STATED GOAL:
Find every line in the records that holds the string "nHarbour". Copy each one.

Saved entries:
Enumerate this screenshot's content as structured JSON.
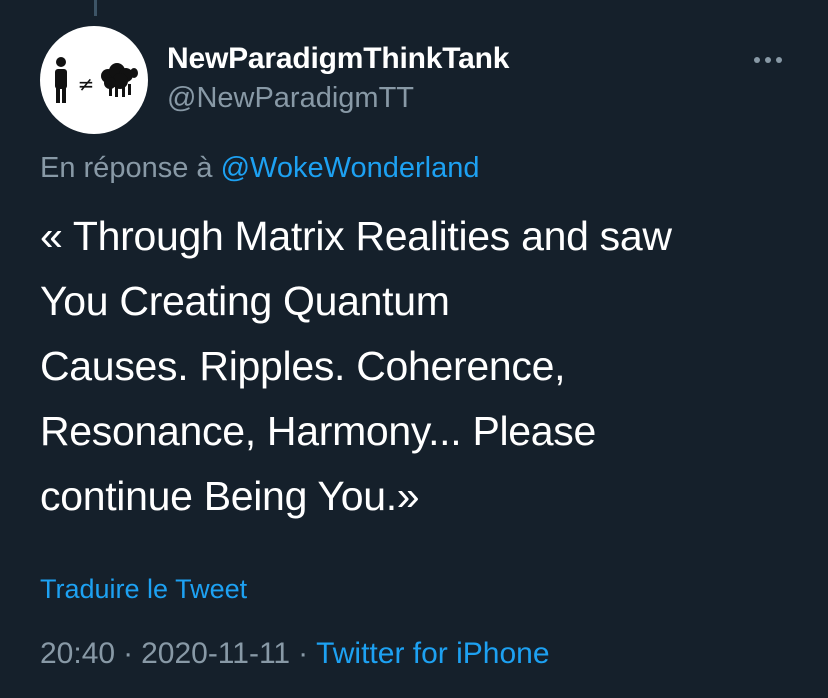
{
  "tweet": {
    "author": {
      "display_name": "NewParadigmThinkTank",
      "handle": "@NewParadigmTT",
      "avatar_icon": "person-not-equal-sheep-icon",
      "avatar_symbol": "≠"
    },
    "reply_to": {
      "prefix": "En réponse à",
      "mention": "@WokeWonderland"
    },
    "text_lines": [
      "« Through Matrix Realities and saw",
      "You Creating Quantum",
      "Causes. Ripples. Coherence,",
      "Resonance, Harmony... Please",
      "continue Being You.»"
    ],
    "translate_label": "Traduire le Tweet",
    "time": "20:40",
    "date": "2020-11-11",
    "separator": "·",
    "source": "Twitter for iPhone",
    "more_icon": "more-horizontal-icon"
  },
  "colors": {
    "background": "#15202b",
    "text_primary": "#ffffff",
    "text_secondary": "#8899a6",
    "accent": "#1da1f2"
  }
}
==
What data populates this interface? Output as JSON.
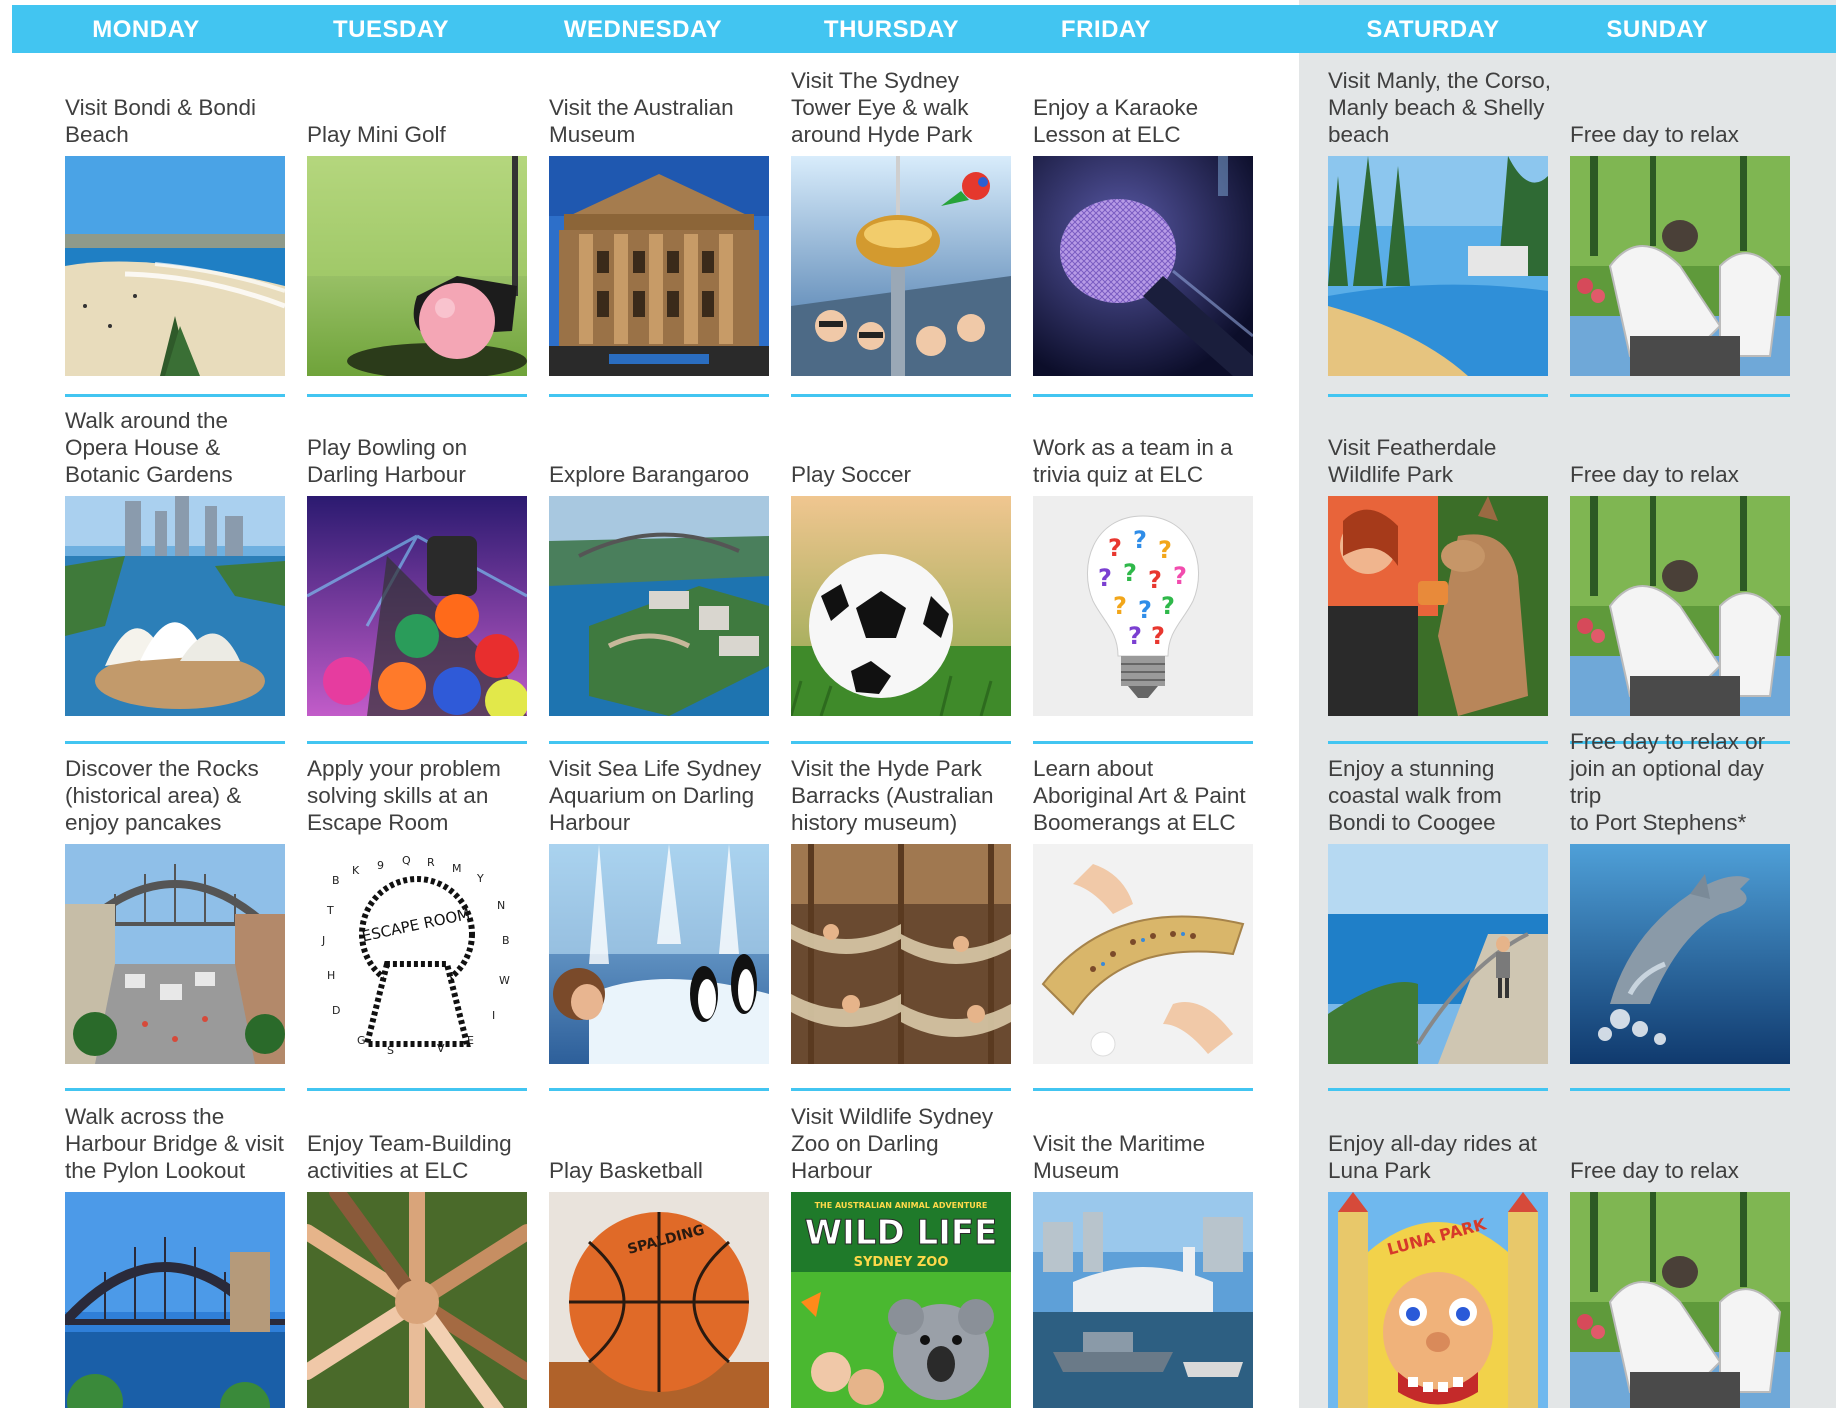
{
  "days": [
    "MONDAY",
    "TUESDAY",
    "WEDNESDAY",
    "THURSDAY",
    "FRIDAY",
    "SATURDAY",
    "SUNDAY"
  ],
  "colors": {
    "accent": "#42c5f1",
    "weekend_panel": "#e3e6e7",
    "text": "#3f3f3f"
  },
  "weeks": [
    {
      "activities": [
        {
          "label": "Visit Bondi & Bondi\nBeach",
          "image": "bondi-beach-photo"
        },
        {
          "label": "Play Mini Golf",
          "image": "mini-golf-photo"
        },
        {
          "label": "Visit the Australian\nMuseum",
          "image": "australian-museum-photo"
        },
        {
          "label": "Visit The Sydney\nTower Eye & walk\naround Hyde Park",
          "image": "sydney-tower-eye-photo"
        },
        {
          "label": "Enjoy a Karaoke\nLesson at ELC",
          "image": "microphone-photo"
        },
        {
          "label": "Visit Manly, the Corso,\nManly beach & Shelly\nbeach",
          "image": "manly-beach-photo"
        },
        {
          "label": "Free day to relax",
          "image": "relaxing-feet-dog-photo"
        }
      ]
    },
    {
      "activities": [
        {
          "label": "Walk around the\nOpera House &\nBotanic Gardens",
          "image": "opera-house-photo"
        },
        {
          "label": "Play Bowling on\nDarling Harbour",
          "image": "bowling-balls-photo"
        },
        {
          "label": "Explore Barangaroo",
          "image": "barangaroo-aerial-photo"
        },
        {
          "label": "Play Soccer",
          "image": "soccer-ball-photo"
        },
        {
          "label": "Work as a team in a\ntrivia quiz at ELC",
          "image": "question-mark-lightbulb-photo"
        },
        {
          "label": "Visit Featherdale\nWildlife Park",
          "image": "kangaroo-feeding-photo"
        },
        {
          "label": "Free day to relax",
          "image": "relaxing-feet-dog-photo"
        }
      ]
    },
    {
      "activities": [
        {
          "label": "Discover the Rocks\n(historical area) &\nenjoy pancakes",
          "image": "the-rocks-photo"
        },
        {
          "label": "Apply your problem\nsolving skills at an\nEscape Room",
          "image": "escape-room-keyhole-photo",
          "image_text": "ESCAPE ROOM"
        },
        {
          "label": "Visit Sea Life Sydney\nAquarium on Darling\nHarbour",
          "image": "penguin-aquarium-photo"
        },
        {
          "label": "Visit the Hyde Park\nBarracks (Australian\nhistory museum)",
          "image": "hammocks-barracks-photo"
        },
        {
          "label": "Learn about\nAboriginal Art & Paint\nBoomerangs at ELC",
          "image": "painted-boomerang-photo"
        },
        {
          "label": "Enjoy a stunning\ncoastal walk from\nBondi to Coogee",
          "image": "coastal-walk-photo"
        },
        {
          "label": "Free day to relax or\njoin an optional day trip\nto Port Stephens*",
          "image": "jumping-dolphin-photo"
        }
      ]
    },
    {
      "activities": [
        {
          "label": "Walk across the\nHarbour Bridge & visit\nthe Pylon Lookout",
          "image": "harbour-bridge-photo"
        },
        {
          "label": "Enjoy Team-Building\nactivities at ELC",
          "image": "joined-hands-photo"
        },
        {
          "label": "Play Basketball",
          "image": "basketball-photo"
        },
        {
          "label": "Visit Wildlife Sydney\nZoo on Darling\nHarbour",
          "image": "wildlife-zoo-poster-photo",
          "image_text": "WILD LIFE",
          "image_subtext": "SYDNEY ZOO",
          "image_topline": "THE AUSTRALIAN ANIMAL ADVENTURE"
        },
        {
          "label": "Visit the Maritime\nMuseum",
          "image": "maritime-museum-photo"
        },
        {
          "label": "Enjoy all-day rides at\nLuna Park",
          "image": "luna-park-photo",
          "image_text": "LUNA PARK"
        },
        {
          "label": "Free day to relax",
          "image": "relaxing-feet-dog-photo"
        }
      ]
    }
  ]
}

EXERCISE RESULT:
          "label": "Visit Sea Life Sydney\nAquarium on Darling\nHarbour",
          "label": "Walk across the\nHarbour Bridge & visit\nthe Pylon Lookout",
          "label": "Visit Wildlife Sydney\nZoo on Darling\nHarbour",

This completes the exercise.